Saved entries:
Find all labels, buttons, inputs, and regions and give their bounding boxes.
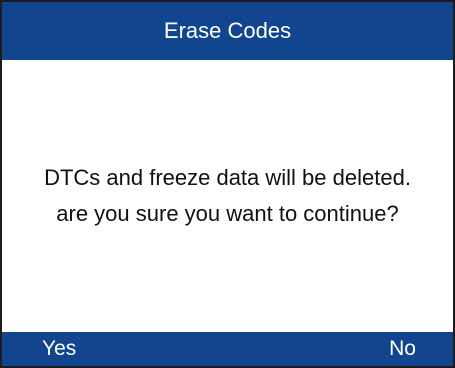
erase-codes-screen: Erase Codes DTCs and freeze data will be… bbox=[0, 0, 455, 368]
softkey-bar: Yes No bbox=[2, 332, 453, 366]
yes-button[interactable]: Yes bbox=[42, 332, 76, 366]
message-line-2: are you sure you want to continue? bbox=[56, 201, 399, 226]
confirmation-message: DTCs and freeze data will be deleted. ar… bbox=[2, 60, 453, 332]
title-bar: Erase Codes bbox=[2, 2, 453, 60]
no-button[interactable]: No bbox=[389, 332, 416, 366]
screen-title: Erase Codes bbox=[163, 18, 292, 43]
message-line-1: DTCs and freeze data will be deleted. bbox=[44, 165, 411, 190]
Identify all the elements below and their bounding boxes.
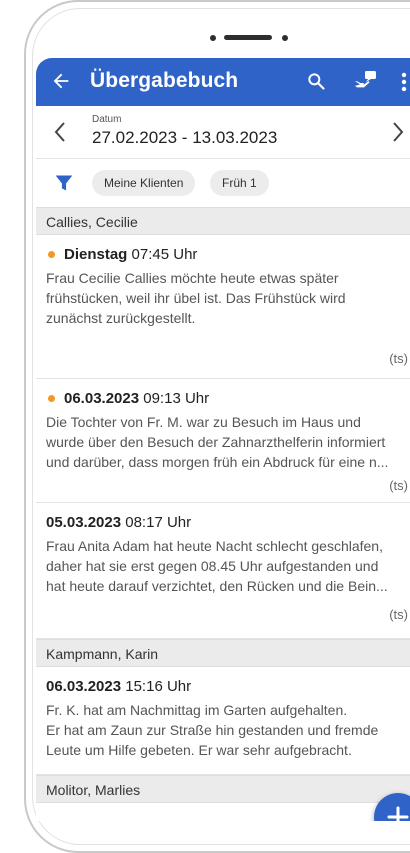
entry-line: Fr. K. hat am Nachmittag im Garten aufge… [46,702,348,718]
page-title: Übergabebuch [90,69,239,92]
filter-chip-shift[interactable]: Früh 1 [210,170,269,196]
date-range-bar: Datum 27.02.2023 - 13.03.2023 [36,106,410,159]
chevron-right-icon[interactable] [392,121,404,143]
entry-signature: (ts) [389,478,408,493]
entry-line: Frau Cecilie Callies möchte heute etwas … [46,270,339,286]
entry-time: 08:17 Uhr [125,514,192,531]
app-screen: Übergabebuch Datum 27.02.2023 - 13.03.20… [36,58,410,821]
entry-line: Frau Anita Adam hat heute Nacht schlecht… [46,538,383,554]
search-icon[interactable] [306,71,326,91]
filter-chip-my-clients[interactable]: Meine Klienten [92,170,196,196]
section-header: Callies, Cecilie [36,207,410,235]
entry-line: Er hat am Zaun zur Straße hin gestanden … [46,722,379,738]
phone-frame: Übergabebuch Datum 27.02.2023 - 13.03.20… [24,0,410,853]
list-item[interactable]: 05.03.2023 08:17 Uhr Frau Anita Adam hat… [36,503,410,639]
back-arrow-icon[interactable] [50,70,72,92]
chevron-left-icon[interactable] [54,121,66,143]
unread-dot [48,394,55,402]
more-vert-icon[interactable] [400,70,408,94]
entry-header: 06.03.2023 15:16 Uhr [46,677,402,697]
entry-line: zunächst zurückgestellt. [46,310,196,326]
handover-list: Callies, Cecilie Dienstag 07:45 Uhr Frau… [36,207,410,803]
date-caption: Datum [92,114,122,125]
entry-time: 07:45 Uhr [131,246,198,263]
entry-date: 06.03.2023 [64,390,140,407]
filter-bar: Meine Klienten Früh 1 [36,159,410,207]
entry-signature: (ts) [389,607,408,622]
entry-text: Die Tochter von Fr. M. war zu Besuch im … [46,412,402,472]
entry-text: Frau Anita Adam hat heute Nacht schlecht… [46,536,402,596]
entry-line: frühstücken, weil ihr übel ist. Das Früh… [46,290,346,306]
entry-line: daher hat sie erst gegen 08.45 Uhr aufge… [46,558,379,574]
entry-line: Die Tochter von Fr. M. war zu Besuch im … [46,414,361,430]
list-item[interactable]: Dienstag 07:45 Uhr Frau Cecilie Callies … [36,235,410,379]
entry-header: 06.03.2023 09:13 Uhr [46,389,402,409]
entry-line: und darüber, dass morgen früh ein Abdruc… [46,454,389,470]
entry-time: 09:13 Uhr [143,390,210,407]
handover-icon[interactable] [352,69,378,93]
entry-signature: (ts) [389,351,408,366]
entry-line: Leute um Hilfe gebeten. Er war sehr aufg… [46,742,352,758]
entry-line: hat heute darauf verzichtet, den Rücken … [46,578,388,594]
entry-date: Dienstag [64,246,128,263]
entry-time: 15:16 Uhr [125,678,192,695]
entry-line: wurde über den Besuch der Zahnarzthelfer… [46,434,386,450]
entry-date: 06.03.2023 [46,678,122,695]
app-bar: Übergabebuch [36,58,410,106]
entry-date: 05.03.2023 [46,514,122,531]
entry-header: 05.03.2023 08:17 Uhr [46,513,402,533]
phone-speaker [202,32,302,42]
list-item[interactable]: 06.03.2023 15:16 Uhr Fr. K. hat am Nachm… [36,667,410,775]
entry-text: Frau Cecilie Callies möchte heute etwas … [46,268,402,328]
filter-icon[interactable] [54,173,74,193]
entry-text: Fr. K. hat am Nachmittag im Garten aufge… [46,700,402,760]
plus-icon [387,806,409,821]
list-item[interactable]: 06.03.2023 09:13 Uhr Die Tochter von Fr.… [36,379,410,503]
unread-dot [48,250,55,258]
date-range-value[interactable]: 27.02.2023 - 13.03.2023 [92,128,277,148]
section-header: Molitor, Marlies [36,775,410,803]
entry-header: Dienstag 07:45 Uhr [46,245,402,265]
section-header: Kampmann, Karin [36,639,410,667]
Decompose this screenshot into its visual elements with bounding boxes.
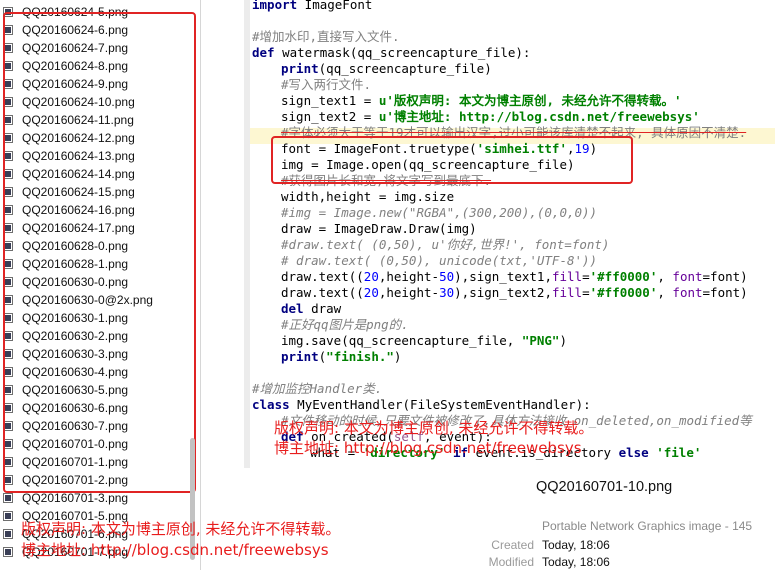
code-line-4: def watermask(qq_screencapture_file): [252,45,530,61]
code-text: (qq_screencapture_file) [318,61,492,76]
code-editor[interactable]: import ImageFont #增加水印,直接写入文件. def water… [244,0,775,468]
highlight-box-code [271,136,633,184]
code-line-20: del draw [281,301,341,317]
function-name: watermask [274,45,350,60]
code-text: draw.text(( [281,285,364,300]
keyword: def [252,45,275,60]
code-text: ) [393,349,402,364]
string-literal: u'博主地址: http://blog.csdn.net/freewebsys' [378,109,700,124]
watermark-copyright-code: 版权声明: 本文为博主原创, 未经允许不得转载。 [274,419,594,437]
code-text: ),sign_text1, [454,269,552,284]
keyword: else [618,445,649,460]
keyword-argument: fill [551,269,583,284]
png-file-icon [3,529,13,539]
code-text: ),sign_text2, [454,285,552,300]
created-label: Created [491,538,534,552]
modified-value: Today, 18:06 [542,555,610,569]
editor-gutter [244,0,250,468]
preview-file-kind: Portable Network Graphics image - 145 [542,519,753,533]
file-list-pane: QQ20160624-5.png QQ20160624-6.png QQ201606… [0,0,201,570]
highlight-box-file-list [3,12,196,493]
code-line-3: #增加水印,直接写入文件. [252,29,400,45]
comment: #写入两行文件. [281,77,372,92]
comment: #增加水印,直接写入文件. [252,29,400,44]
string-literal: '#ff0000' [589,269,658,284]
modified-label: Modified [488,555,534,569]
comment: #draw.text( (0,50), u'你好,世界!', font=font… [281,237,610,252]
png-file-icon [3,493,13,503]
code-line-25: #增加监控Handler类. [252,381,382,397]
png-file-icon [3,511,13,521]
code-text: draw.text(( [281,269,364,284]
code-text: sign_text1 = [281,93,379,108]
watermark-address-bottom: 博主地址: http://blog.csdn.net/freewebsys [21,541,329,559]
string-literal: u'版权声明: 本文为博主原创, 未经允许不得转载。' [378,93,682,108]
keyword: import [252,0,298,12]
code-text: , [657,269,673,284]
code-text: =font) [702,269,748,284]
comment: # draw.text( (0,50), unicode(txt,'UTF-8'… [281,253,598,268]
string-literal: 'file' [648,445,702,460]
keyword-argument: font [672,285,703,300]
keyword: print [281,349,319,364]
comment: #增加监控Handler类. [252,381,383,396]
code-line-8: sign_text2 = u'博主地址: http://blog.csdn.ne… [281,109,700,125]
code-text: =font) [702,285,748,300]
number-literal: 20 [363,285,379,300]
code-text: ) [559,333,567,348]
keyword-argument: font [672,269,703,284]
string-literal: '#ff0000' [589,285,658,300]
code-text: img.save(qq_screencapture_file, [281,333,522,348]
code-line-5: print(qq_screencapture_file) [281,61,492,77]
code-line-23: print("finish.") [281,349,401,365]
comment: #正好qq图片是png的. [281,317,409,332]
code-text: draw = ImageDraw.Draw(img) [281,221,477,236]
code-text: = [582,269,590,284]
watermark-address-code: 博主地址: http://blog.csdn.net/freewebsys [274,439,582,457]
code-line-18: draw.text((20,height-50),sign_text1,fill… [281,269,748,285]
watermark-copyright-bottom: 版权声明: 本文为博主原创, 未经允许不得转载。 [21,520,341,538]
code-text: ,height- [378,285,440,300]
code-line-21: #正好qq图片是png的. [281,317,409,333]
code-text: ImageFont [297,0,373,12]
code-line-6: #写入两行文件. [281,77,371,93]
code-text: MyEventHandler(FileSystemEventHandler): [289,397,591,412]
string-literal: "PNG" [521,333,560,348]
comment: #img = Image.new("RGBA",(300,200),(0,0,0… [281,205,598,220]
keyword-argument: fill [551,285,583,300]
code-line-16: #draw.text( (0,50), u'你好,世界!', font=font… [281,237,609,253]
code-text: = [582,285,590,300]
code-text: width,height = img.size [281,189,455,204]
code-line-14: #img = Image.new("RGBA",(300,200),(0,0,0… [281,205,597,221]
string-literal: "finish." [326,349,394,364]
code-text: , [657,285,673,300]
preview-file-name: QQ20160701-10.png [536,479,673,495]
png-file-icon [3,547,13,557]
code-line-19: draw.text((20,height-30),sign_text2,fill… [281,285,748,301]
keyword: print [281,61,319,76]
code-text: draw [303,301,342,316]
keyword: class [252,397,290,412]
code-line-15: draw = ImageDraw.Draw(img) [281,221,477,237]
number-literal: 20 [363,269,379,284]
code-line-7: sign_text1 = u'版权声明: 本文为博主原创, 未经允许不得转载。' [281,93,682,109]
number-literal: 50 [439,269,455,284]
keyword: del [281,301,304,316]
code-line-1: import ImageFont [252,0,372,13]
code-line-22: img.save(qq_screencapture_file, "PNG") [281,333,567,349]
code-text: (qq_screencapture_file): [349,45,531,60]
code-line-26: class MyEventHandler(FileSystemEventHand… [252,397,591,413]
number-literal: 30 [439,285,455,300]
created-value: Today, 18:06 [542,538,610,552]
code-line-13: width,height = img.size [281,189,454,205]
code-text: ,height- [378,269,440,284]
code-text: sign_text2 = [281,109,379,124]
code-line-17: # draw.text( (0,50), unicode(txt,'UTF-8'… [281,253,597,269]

**What you should do**
Reproduce the rows verbatim from the first one through the line containing "Identify all the", including both ends. Leave out the pictures.

**Output of the exercise**
Find all labels, buttons, inputs, and regions and give their bounding boxes.
erase-codes-screen: Erase Codes DTCs and freeze data will be… bbox=[0, 0, 455, 368]
softkey-bar: Yes No bbox=[2, 332, 453, 366]
yes-button[interactable]: Yes bbox=[42, 332, 76, 366]
message-line-2: are you sure you want to continue? bbox=[56, 201, 399, 226]
confirmation-message: DTCs and freeze data will be deleted. ar… bbox=[2, 60, 453, 332]
title-bar: Erase Codes bbox=[2, 2, 453, 60]
no-button[interactable]: No bbox=[389, 332, 416, 366]
screen-title: Erase Codes bbox=[163, 18, 292, 43]
message-line-1: DTCs and freeze data will be deleted. bbox=[44, 165, 411, 190]
Identify all the elements below and their bounding boxes.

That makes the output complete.